* Begin *
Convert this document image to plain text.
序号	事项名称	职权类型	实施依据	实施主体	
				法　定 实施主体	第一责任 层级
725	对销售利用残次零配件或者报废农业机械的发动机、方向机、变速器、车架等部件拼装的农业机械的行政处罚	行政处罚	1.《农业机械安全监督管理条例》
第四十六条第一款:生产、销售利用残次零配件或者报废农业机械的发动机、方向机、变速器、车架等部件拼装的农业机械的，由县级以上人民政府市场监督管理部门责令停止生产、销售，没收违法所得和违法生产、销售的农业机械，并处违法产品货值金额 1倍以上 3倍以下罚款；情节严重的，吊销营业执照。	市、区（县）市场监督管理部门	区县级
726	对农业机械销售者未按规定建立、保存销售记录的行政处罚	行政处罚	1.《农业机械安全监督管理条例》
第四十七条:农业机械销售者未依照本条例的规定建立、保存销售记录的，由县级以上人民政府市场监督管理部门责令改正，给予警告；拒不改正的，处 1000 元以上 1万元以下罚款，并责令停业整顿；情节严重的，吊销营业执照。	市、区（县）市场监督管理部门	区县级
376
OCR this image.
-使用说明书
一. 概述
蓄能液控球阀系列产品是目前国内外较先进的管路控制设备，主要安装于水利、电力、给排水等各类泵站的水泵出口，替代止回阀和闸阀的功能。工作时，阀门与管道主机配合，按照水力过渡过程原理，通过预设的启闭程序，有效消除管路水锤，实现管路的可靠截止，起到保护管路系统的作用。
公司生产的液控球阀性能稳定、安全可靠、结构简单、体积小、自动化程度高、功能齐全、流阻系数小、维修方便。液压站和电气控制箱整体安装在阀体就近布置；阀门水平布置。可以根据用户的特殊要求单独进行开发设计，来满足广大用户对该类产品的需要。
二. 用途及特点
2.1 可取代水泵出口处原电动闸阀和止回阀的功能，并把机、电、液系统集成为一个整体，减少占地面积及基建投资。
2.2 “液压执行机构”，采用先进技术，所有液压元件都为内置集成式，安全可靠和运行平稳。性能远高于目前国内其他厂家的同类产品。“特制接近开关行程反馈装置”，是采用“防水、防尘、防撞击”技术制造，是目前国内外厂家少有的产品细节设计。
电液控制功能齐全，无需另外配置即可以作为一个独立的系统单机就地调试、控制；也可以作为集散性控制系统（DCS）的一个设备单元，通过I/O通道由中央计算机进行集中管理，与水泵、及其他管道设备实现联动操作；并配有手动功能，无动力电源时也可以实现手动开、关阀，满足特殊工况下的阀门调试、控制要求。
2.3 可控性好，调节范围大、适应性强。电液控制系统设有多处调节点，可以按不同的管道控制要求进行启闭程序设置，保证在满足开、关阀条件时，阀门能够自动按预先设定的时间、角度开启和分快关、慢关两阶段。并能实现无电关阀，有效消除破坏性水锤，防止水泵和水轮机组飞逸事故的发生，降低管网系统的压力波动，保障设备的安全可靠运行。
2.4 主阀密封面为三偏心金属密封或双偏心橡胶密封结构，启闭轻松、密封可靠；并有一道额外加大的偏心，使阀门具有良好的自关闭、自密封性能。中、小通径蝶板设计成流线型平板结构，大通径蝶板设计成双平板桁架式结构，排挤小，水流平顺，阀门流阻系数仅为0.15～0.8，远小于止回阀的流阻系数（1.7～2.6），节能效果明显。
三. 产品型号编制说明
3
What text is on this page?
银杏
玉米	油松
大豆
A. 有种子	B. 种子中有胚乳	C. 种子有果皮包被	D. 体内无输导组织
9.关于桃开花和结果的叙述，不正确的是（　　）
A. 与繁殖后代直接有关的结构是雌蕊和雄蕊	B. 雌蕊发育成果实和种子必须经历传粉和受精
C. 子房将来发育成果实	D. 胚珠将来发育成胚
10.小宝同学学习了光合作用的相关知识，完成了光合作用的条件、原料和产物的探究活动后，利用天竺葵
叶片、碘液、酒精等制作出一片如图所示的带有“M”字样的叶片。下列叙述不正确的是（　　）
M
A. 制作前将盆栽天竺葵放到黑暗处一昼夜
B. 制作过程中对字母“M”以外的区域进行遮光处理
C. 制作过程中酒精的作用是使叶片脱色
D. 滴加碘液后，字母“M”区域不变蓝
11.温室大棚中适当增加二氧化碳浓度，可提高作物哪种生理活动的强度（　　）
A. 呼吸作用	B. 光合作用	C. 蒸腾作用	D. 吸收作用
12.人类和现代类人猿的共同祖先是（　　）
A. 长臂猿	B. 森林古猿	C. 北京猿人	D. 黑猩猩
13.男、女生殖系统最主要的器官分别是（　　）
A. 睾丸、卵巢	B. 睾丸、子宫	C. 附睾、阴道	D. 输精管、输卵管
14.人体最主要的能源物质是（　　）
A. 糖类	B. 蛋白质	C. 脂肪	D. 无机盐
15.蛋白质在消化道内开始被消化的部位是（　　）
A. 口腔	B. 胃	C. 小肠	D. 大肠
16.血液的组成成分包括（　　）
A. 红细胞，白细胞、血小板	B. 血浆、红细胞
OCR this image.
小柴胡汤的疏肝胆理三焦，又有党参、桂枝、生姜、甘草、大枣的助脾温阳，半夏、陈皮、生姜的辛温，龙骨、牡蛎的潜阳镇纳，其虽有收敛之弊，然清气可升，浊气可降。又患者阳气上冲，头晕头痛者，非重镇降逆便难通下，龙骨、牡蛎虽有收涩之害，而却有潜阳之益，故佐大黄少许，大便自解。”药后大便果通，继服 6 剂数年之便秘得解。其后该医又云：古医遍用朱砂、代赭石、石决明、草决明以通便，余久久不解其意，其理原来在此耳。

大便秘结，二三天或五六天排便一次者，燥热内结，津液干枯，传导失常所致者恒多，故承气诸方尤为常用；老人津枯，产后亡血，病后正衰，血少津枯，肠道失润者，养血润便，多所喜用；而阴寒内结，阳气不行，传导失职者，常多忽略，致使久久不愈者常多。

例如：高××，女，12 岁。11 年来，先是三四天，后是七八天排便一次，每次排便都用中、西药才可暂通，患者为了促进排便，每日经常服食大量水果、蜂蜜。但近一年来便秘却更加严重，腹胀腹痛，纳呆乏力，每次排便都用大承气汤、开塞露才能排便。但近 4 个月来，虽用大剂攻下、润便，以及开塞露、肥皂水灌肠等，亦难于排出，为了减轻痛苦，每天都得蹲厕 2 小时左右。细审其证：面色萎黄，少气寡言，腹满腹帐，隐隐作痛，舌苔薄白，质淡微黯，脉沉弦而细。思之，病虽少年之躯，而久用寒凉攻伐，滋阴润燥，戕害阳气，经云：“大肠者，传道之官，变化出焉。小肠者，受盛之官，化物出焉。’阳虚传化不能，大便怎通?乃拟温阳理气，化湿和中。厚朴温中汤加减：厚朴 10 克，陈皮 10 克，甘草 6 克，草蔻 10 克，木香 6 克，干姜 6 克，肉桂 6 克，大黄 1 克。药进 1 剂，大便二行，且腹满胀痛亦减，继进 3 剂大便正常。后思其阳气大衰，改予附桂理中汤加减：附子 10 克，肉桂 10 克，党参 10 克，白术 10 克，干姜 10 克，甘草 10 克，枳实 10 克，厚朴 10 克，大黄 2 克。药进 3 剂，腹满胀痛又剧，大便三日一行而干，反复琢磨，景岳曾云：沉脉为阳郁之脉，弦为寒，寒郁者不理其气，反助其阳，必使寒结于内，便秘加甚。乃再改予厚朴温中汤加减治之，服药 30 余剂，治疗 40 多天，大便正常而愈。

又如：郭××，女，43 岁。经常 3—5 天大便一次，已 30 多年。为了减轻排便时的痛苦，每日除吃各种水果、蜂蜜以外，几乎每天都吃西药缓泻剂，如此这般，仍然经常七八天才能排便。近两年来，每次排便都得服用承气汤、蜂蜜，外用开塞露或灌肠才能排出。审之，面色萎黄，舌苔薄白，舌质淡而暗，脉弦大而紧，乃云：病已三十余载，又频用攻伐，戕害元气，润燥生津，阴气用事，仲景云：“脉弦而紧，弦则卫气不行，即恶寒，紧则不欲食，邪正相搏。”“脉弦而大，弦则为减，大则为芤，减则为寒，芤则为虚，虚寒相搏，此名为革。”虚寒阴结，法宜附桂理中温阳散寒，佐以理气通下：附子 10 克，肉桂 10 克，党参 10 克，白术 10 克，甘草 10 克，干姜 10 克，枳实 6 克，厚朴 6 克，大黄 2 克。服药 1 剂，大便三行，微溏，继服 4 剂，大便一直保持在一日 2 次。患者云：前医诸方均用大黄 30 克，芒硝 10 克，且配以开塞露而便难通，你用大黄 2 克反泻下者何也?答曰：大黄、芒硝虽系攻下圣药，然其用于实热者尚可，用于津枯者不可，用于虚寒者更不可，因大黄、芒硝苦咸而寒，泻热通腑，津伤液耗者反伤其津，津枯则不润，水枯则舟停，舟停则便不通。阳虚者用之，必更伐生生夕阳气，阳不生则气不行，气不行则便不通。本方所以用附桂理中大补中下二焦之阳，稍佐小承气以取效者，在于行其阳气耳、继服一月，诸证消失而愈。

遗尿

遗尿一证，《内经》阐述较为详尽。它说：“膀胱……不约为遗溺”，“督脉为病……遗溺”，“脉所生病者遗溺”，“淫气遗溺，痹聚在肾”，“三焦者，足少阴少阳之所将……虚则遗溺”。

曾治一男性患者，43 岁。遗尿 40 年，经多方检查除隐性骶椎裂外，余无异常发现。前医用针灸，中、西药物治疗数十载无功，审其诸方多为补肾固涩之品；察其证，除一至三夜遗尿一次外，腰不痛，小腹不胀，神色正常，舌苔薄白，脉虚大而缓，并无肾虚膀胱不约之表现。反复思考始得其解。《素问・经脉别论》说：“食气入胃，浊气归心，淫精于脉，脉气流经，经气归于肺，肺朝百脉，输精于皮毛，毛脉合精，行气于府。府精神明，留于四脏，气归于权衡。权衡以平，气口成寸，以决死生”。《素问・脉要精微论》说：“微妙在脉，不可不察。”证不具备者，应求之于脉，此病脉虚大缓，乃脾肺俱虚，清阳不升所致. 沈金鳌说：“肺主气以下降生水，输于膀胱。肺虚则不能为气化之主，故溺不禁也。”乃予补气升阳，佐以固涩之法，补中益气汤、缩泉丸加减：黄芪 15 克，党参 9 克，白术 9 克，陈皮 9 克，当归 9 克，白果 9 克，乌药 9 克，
* End *
= TASK REQUIREMENTS =
Scan the entries above and work out how many lines include the word "情节严重的"; the reply is that number alone.

= RIGHT ANSWER =
2